### PROBLEM DESCRIPTION
Go through the listing and pick out each line with the word "clicks" in it.

--- start PROVIDED INFORMATION ---

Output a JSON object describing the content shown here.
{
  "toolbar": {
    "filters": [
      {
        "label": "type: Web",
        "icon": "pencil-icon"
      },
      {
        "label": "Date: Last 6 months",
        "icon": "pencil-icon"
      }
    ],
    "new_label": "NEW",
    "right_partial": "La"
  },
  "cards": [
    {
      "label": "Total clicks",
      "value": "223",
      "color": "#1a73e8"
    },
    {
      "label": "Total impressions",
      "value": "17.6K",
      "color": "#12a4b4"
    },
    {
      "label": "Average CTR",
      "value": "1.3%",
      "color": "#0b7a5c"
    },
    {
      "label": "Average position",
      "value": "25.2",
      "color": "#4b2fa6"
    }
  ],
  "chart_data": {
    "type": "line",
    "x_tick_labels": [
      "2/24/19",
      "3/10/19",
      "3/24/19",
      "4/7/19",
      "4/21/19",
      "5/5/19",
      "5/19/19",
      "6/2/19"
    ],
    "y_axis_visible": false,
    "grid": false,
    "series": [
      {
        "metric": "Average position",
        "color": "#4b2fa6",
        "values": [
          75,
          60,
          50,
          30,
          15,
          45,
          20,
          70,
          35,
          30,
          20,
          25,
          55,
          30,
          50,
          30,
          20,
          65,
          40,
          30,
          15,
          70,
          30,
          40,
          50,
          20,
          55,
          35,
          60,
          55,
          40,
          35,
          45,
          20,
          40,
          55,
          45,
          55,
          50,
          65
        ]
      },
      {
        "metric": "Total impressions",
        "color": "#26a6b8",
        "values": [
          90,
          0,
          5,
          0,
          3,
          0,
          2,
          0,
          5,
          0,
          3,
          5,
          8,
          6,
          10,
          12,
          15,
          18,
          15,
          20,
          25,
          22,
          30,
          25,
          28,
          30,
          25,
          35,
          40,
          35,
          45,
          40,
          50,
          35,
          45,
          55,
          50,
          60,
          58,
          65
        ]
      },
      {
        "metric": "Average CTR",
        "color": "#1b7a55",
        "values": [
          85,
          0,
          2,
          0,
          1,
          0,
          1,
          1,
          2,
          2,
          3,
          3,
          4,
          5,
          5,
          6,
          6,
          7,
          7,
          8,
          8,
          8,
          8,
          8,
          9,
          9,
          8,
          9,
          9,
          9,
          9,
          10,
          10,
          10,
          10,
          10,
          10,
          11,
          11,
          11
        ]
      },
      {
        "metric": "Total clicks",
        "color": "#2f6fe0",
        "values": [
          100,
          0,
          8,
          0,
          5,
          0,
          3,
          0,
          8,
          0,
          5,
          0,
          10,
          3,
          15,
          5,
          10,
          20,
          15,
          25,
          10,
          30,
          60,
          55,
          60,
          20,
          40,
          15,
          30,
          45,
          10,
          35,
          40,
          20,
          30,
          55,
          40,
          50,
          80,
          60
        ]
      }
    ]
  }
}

--- end PROVIDED INFORMATION ---

### OUTPUT BELOW
      "label": "Total clicks",
        "metric": "Total clicks",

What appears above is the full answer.